Direction:
Say how many lines of these entries include the word "return", and answer with the number alone.

Records for the task:
■ ■ ■ ■

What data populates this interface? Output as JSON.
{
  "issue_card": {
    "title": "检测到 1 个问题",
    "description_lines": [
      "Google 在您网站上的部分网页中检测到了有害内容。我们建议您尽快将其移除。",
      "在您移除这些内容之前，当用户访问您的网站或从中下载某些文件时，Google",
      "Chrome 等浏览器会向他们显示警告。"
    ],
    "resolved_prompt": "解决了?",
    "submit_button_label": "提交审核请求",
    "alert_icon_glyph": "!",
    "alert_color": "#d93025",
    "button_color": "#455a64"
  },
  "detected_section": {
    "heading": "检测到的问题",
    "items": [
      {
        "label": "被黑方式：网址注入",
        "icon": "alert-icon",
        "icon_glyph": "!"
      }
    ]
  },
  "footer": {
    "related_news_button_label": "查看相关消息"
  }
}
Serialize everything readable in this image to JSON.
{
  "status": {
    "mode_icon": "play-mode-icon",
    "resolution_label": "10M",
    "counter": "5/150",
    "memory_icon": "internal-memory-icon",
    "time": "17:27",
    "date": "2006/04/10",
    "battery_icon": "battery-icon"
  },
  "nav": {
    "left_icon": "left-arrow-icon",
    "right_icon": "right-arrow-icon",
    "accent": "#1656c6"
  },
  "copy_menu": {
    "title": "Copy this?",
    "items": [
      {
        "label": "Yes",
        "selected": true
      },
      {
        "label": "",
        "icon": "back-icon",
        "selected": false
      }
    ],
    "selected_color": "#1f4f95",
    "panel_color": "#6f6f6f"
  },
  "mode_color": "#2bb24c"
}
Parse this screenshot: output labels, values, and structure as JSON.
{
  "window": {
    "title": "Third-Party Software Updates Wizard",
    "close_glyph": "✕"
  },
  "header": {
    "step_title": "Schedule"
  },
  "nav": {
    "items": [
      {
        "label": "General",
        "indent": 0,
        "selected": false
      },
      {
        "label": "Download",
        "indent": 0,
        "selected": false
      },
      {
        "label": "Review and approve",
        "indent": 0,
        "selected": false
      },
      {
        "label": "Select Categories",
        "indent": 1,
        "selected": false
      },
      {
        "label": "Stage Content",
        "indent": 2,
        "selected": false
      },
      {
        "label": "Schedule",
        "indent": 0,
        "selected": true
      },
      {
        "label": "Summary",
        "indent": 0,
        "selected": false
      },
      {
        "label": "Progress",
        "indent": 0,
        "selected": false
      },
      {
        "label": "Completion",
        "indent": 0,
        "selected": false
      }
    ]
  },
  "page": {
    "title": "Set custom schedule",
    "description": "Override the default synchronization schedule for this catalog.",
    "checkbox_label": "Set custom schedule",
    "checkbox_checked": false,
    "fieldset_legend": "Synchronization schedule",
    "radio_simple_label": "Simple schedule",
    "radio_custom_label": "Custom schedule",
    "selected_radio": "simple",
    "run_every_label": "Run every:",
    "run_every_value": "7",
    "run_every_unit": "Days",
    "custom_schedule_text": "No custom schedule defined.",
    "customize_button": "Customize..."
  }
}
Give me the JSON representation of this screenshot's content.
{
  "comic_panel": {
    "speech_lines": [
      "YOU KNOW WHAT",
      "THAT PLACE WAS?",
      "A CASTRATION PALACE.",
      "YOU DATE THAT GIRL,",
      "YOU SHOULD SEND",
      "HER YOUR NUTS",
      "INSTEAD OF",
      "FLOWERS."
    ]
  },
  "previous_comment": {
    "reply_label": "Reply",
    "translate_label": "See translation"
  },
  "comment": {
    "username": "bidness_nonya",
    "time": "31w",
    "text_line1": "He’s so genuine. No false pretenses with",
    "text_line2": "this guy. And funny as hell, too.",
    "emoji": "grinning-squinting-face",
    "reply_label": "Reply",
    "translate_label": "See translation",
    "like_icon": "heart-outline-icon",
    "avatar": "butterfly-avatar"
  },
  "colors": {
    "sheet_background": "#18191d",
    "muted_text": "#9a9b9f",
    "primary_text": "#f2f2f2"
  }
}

■ ■ ■ ■

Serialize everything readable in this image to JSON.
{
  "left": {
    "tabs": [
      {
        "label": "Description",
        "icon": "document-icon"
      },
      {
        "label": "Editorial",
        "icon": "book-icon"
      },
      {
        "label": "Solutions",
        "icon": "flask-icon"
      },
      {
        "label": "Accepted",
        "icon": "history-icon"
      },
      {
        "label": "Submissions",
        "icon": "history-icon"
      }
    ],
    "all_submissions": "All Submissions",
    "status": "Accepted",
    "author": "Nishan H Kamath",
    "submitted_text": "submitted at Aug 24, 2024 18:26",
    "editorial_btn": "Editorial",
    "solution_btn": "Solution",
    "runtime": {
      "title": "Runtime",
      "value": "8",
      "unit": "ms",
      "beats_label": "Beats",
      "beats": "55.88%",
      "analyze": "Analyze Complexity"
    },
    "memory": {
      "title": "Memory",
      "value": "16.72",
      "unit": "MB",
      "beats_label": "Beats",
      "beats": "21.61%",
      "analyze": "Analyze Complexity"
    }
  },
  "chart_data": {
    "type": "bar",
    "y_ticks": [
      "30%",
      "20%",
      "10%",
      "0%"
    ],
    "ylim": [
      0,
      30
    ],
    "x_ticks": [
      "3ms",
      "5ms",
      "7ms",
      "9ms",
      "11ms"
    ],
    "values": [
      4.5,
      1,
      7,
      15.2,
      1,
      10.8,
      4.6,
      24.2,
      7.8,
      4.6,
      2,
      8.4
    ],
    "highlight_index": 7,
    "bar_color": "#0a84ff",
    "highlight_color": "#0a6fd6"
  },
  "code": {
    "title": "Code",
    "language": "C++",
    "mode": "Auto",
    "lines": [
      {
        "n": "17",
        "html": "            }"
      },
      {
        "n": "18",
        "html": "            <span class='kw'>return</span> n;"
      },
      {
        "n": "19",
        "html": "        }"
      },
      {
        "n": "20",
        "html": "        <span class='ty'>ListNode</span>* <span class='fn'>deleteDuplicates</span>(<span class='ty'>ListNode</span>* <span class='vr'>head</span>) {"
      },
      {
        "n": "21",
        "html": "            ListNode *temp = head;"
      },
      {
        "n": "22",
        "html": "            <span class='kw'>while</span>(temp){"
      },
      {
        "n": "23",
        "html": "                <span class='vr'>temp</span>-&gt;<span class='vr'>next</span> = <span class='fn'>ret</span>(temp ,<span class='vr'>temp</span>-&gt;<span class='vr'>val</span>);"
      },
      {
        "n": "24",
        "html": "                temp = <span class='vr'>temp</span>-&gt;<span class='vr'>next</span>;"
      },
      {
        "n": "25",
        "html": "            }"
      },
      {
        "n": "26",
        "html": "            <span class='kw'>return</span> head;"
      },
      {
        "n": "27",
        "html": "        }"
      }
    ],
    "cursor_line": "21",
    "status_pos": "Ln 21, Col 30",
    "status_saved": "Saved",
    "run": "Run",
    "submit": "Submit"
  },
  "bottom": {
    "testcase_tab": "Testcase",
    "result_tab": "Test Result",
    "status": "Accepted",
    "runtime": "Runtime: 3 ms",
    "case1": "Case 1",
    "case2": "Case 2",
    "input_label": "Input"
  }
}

■ ■ ■ ■

Correct output:
2